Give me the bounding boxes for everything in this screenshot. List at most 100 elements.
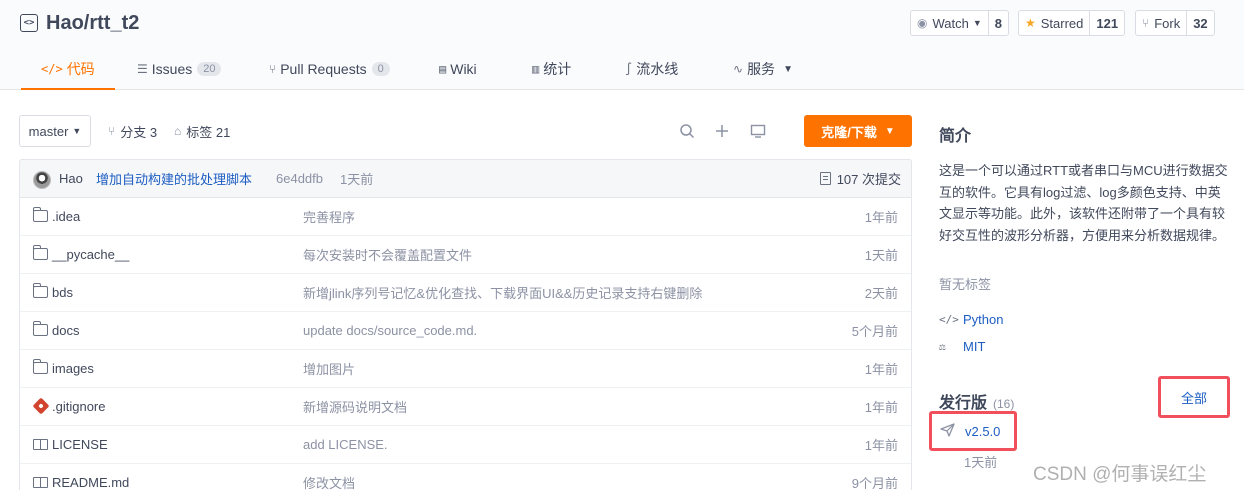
watch-count[interactable]: 8 [989, 11, 1008, 35]
clone-download-button[interactable]: 克隆/下载 ▼ [804, 115, 912, 147]
branch-label: master [28, 123, 69, 139]
star-count[interactable]: 121 [1090, 11, 1124, 35]
file-commit-message[interactable]: 新增jlink序列号记忆&优化查找、下载界面UI&&历史记录支持右键删除 [303, 283, 702, 302]
file-commit-message[interactable]: 每次安装时不会覆盖配置文件 [303, 245, 472, 264]
watch-label: Watch [932, 15, 969, 31]
code-repo-icon: <> [20, 14, 38, 32]
tab-issues[interactable]: ☰ Issues 20 [137, 48, 222, 90]
file-name[interactable]: LICENSE [52, 437, 108, 452]
commit-sha[interactable]: 6e4ddfb [276, 171, 323, 186]
file-time: 1年前 [864, 400, 898, 415]
file-time: 1年前 [864, 210, 898, 225]
watermark: CSDN @何事误红尘 [1033, 464, 1207, 485]
commit-count-link[interactable]: 107 次提交 [819, 169, 901, 188]
commit-message[interactable]: 增加自动构建的批处理脚本 [96, 169, 252, 188]
file-name[interactable]: bds [52, 285, 73, 300]
search-icon[interactable] [677, 121, 697, 141]
tag-icon: ⌂ [174, 124, 182, 138]
no-tags-text: 暂无标签 [939, 277, 992, 292]
table-row[interactable]: images 增加图片 1年前 [20, 350, 911, 388]
fork-icon: ⑂ [1142, 16, 1150, 30]
table-row[interactable]: .idea 完善程序 1年前 [20, 198, 911, 236]
file-commit-message[interactable]: 新增源码说明文档 [303, 397, 407, 416]
file-name[interactable]: docs [52, 323, 79, 338]
repo-name[interactable]: Hao/rtt_t2 [46, 12, 139, 35]
fork-label: Fork [1154, 15, 1181, 31]
table-row[interactable]: __pycache__ 每次安装时不会覆盖配置文件 1天前 [20, 236, 911, 274]
release-version: v2.5.0 [965, 423, 1001, 439]
tab-issues-label: Issues [151, 61, 193, 77]
bar-chart-icon: ▥ [532, 62, 540, 76]
file-name[interactable]: .idea [52, 209, 80, 224]
file-name[interactable]: README.md [52, 475, 129, 490]
issues-icon: ☰ [137, 62, 148, 76]
eye-icon: ◉ [917, 16, 928, 30]
branch-icon: ⑂ [108, 124, 116, 138]
license-label: MIT [963, 338, 986, 354]
star-group: ★ Starred 121 [1018, 10, 1126, 36]
pipeline-icon: ∫ [625, 62, 633, 76]
watch-group: ◉ Watch ▼ 8 [910, 10, 1009, 36]
star-icon: ★ [1025, 16, 1036, 30]
chevron-down-icon: ▼ [72, 126, 82, 136]
release-time: 1天前 [964, 455, 998, 470]
pull-request-icon: ⑂ [269, 62, 277, 76]
file-commit-message[interactable]: 增加图片 [303, 359, 355, 378]
branches-label: 分支 3 [120, 124, 158, 140]
branch-select[interactable]: master ▼ [19, 115, 91, 147]
releases-count: (16) [993, 397, 1015, 411]
repo-title: <> Hao/rtt_t2 [20, 8, 139, 38]
file-commit-message[interactable]: 修改文档 [303, 473, 355, 490]
avatar[interactable] [33, 171, 51, 189]
chevron-down-icon: ▼ [884, 125, 895, 137]
add-icon[interactable] [712, 121, 732, 141]
table-row[interactable]: docs update docs/source_code.md. 5个月前 [20, 312, 911, 350]
file-commit-message[interactable]: add LICENSE. [303, 437, 388, 452]
tab-code[interactable]: </> 代码 [21, 48, 115, 90]
pulse-icon: ∿ [733, 62, 744, 76]
file-time: 9个月前 [851, 476, 898, 490]
repo-description: 这是一个可以通过RTT或者串口与MCU进行数据交互的软件。它具有log过滤、lo… [939, 163, 1228, 243]
file-time: 1年前 [864, 362, 898, 377]
tab-pull-requests[interactable]: ⑂ Pull Requests 0 [269, 48, 390, 90]
monitor-icon[interactable] [748, 121, 768, 141]
commit-count: 107 次提交 [836, 172, 901, 187]
fork-count[interactable]: 32 [1187, 11, 1213, 35]
tab-stats[interactable]: ▥ 统计 [532, 48, 571, 90]
pr-badge: 0 [371, 62, 390, 76]
file-name[interactable]: images [52, 361, 94, 376]
file-commit-message[interactable]: 完善程序 [303, 207, 355, 226]
file-commit-message[interactable]: update docs/source_code.md. [303, 323, 477, 338]
releases-title-text: 发行版 [939, 395, 988, 412]
tags-link[interactable]: ⌂ 标签 21 [174, 115, 230, 147]
table-row[interactable]: LICENSE add LICENSE. 1年前 [20, 426, 911, 464]
tab-wiki-label: Wiki [450, 61, 477, 77]
releases-title: 发行版 (16) [939, 389, 1014, 413]
license-link[interactable]: ⚖ MIT [939, 337, 985, 355]
watch-button[interactable]: ◉ Watch ▼ [911, 11, 989, 35]
all-releases-link[interactable]: 全部 [1158, 376, 1230, 418]
intro-title: 简介 [939, 128, 972, 145]
latest-release[interactable]: v2.5.0 [929, 411, 1017, 451]
book-icon: ▤ [439, 62, 447, 76]
star-button[interactable]: ★ Starred [1019, 11, 1091, 35]
tags-label: 标签 21 [186, 124, 231, 140]
star-label: Starred [1040, 15, 1084, 31]
tab-wiki[interactable]: ▤ Wiki [439, 48, 477, 90]
tab-pipeline[interactable]: ∫ 流水线 [625, 48, 678, 90]
file-name[interactable]: .gitignore [52, 399, 105, 414]
commit-author[interactable]: Hao [59, 171, 83, 186]
table-row[interactable]: README.md 修改文档 9个月前 [20, 464, 911, 490]
fork-button[interactable]: ⑂ Fork [1136, 11, 1188, 35]
file-time: 1年前 [864, 438, 898, 453]
branches-link[interactable]: ⑂ 分支 3 [108, 115, 157, 147]
chevron-down-icon: ▼ [783, 63, 793, 75]
send-icon [940, 422, 955, 440]
table-row[interactable]: bds 新增jlink序列号记忆&优化查找、下载界面UI&&历史记录支持右键删除… [20, 274, 911, 312]
table-row[interactable]: .gitignore 新增源码说明文档 1年前 [20, 388, 911, 426]
language-label: Python [963, 311, 1004, 327]
language-link[interactable]: </> Python [939, 310, 1003, 328]
code-icon: </> [41, 62, 63, 76]
tab-services[interactable]: ∿ 服务 ▼ [733, 48, 793, 90]
file-name[interactable]: __pycache__ [52, 247, 129, 262]
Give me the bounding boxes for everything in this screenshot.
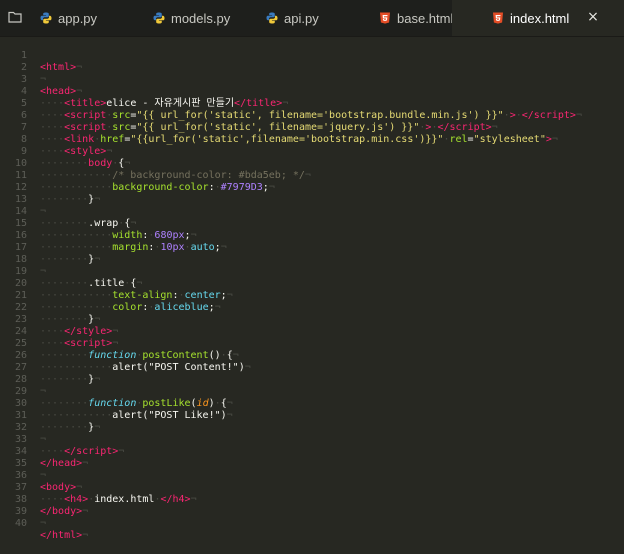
python-icon [266,12,278,24]
code-line: 2 ¬ [0,50,624,85]
code-line: 37 ····<h4>·index.html·</h4>¬ [0,470,624,505]
code-line: 40 </html>¬ [0,506,624,541]
code-line: 12 ········}¬ [0,170,624,205]
code-line: 6 ····<script·src="{{ url_for('static', … [0,98,624,133]
code-line: 27 ········}¬ [0,350,624,385]
tab-base-html[interactable]: base.html [339,0,454,36]
code-line: 8 ····<style>¬ [0,122,624,157]
code-line: 16 ············margin:·10px·auto;¬ [0,218,624,253]
code-line: 26 ············alert("POST Content!")¬ [0,338,624,373]
line-code: </html>¬ [40,530,89,541]
tab-label: index.html [510,10,570,26]
line-number: 40 [14,518,27,529]
python-icon [40,12,52,24]
code-line: 34 </head>¬ [0,434,624,469]
code-line: 21 ············color:·aliceblue;¬ [0,278,624,313]
code-line: 15 ············width:·680px;¬ [0,206,624,241]
tab-label: base.html [397,10,454,26]
code-line: 5 ····<script·src="{{ url_for('static', … [0,86,624,121]
tab-label: api.py [284,10,319,26]
editor-window: app.py models.py api.py base.html index.… [0,0,624,541]
code-editor[interactable]: 1 <html>¬ 2 ¬ 3 <head>¬ 4 ····<title>eli… [0,38,624,541]
code-line: 9 ········body·{¬ [0,134,624,169]
code-line: 25 ········function·postContent()·{¬ [0,326,624,361]
code-line: 1 <html>¬ [0,38,624,73]
code-line: 30 ············alert("POST Like!")¬ [0,386,624,421]
tab-app-py[interactable]: app.py [0,0,113,36]
code-line: 38 </body>¬ [0,482,624,517]
code-line: 17 ········}¬ [0,230,624,265]
code-line: 20 ············text-align:·center;¬ [0,266,624,301]
code-line: 22 ········}¬ [0,290,624,325]
html5-icon [380,12,390,24]
code-line: 10 ············/* background-color: #bda… [0,146,624,181]
code-line: 19 ········.title·{¬ [0,254,624,289]
code-line: 4 ····<title>elice - 자유게시판 만들기</title>¬ [0,74,624,109]
code-line: 11 ············background-color:·#7979D3… [0,158,624,193]
code-line: 36 <body>¬ [0,458,624,493]
tab-models-py[interactable]: models.py [113,0,230,36]
code-line: 18 ¬ [0,242,624,277]
tab-bar: app.py models.py api.py base.html index.… [0,0,624,37]
code-line: 14 ········.wrap·{¬ [0,194,624,229]
html5-icon [493,12,503,24]
code-line: 28 ¬ [0,362,624,397]
code-line: 3 <head>¬ [0,62,624,97]
code-line: 32 ¬ [0,410,624,445]
tab-label: app.py [58,10,98,26]
code-line: 29 ········function·postLike(id)·{¬ [0,374,624,409]
close-icon[interactable]: × [586,10,600,24]
code-line: 33 ····</script>¬ [0,422,624,457]
python-icon [153,12,165,24]
tab-index-html[interactable]: index.html × [452,0,624,36]
code-line: 35 ¬ [0,446,624,481]
tab-api-py[interactable]: api.py [226,0,339,36]
code-line: 23 ····</style>¬ [0,302,624,337]
code-line: 39 ¬ [0,494,624,529]
code-line: 31 ········}¬ [0,398,624,433]
code-line: 24 ····<script>¬ [0,314,624,349]
tab-label: models.py [171,10,231,26]
code-line: 7 ····<link·href="{{url_for('static',fil… [0,110,624,145]
line-code: ¬ [40,518,47,529]
code-line: 13 ¬ [0,182,624,217]
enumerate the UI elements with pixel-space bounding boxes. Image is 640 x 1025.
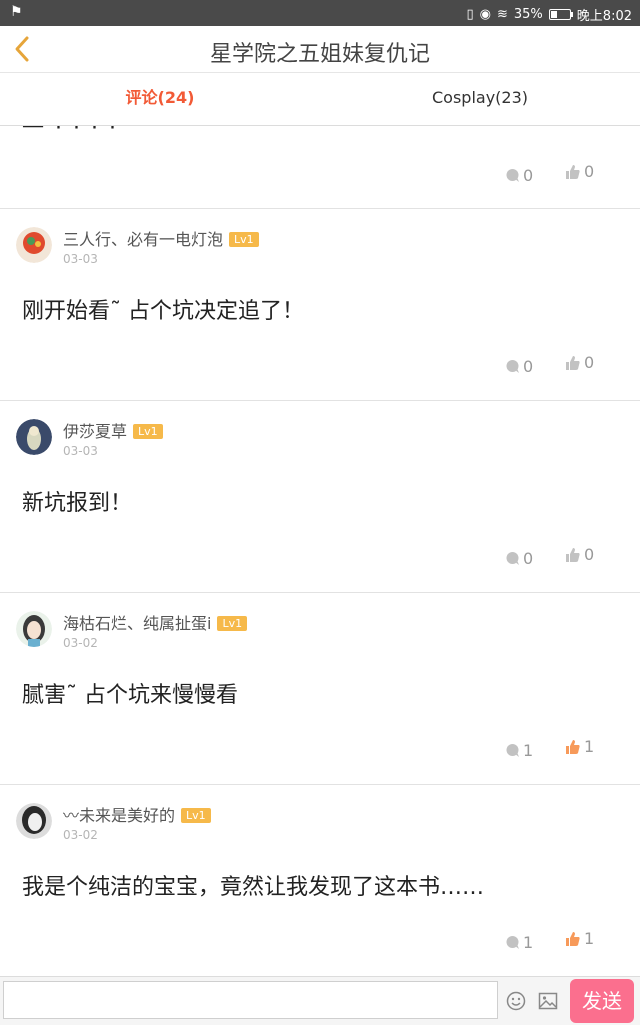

——

EXERCISE REQUIREMENTS:
Repeat the stretch from the line that contains "python-icon [266,12,278,24]" through the line that contains "code-line: 15 ············width:·680px;¬", keeping both of those lines.

SOLUTION TO THIS EXERCISE:
python-icon [266,12,278,24]
code-line: 2 ¬ [0,50,624,85]
code-line: 37 ····<h4>·index.html·</h4>¬ [0,470,624,505]
code-line: 40 </html>¬ [0,506,624,541]
code-line: 12 ········}¬ [0,170,624,205]
code-line: 6 ····<script·src="{{ url_for('static', … [0,98,624,133]
code-line: 27 ········}¬ [0,350,624,385]
tab-base-html[interactable]: base.html [339,0,454,36]
code-line: 8 ····<style>¬ [0,122,624,157]
code-line: 16 ············margin:·10px·auto;¬ [0,218,624,253]
code-line: 26 ············alert("POST Content!")¬ [0,338,624,373]
line-code: </html>¬ [40,530,89,541]
tab-label: index.html [510,10,570,26]
line-number: 40 [14,518,27,529]
python-icon [40,12,52,24]
code-line: 34 </head>¬ [0,434,624,469]
code-line: 21 ············color:·aliceblue;¬ [0,278,624,313]
code-line: 15 ············width:·680px;¬ [0,206,624,241]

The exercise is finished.